Task brief
Skip every picture and transcribe the remaining material exactly.

The records
####################
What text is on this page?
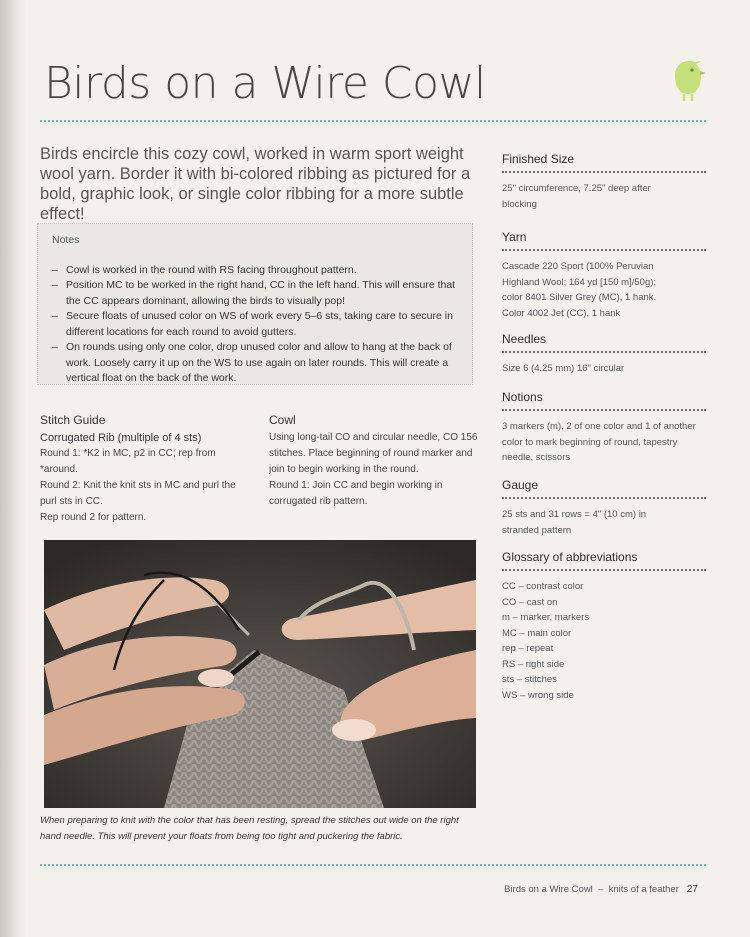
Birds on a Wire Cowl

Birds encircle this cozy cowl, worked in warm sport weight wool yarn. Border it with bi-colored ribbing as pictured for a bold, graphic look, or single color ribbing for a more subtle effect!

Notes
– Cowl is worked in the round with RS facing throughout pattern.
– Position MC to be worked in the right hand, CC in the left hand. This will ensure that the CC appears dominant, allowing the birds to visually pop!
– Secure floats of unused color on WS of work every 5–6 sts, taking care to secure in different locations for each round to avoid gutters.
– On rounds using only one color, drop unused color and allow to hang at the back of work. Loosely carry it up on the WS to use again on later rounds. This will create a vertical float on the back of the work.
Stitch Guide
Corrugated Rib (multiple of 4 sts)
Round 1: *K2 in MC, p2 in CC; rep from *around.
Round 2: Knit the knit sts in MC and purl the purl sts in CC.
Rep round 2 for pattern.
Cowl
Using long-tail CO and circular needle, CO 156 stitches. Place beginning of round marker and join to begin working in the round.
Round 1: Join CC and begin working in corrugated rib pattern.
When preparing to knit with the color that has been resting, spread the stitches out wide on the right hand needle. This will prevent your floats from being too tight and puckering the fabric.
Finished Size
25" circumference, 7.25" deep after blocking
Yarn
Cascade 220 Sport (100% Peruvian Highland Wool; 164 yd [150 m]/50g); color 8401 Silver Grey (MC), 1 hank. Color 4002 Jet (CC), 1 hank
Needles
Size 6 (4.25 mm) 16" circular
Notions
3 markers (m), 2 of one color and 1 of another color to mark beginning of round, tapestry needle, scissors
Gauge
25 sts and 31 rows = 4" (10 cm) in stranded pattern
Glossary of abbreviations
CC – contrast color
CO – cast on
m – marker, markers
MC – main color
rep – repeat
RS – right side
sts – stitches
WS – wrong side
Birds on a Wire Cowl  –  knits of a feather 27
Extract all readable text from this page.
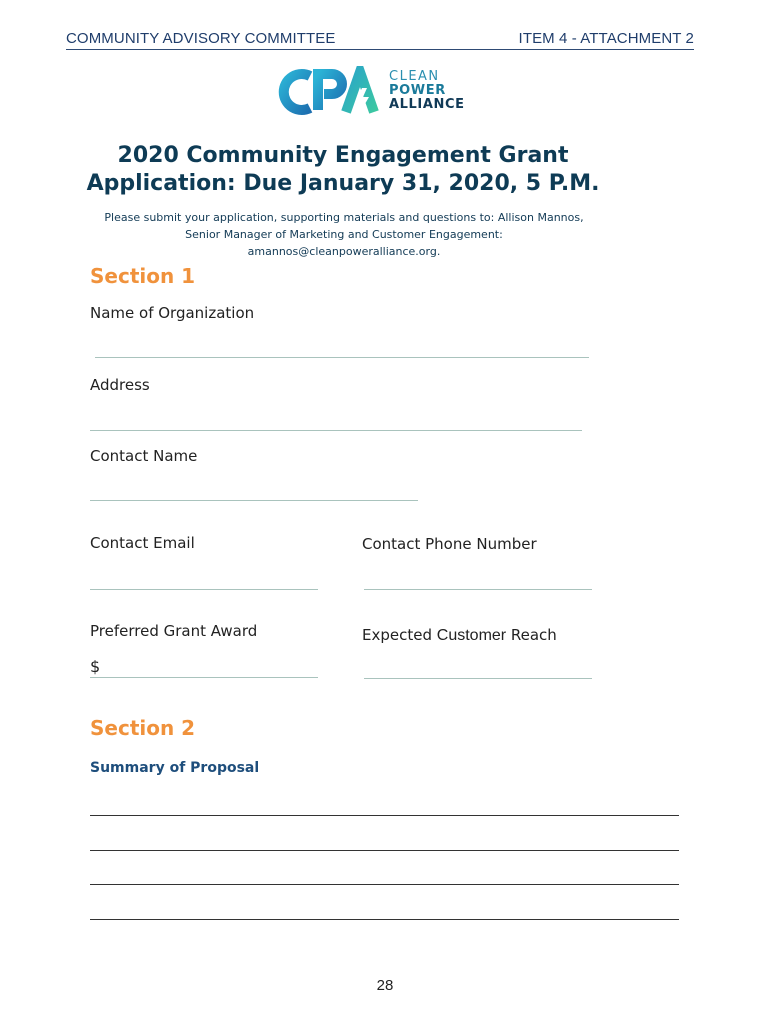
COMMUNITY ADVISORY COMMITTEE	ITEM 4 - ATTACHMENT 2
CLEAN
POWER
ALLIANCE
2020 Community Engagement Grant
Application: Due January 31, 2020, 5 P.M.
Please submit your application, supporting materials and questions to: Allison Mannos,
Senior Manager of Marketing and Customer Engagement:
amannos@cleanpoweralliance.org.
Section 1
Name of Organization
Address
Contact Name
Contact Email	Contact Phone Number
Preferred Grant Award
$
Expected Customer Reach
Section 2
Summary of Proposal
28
####################
Problem solution
What text is on this page?
Birds on a Wire Cowl

Birds encircle this cozy cowl, worked in warm sport weight wool yarn. Border it with bi-colored ribbing as pictured for a bold, graphic look, or single color ribbing for a more subtle effect!

Notes
– Cowl is worked in the round with RS facing throughout pattern.
– Position MC to be worked in the right hand, CC in the left hand. This will ensure that the CC appears dominant, allowing the birds to visually pop!
– Secure floats of unused color on WS of work every 5–6 sts, taking care to secure in different locations for each round to avoid gutters.
– On rounds using only one color, drop unused color and allow to hang at the back of work. Loosely carry it up on the WS to use again on later rounds. This will create a vertical float on the back of the work.
Stitch Guide
Corrugated Rib (multiple of 4 sts)
Round 1: *K2 in MC, p2 in CC; rep from *around.
Round 2: Knit the knit sts in MC and purl the purl sts in CC.
Rep round 2 for pattern.
Cowl
Using long-tail CO and circular needle, CO 156 stitches. Place beginning of round marker and join to begin working in the round.
Round 1: Join CC and begin working in corrugated rib pattern.
When preparing to knit with the color that has been resting, spread the stitches out wide on the right hand needle. This will prevent your floats from being too tight and puckering the fabric.
Finished Size
25" circumference, 7.25" deep after blocking
Yarn
Cascade 220 Sport (100% Peruvian Highland Wool; 164 yd [150 m]/50g); color 8401 Silver Grey (MC), 1 hank. Color 4002 Jet (CC), 1 hank
Needles
Size 6 (4.25 mm) 16" circular
Notions
3 markers (m), 2 of one color and 1 of another color to mark beginning of round, tapestry needle, scissors
Gauge
25 sts and 31 rows = 4" (10 cm) in stranded pattern
Glossary of abbreviations
CC – contrast color
CO – cast on
m – marker, markers
MC – main color
rep – repeat
RS – right side
sts – stitches
WS – wrong side
Birds on a Wire Cowl  –  knits of a feather 27
Extract all readable text from this page.
COMMUNITY ADVISORY COMMITTEE	ITEM 4 - ATTACHMENT 2
CLEAN
POWER
ALLIANCE
2020 Community Engagement Grant
Application: Due January 31, 2020, 5 P.M.
Please submit your application, supporting materials and questions to: Allison Mannos,
Senior Manager of Marketing and Customer Engagement:
amannos@cleanpoweralliance.org.
Section 1
Name of Organization
Address
Contact Name
Contact Email	Contact Phone Number
Preferred Grant Award
$
Expected Customer Reach
Section 2
Summary of Proposal
28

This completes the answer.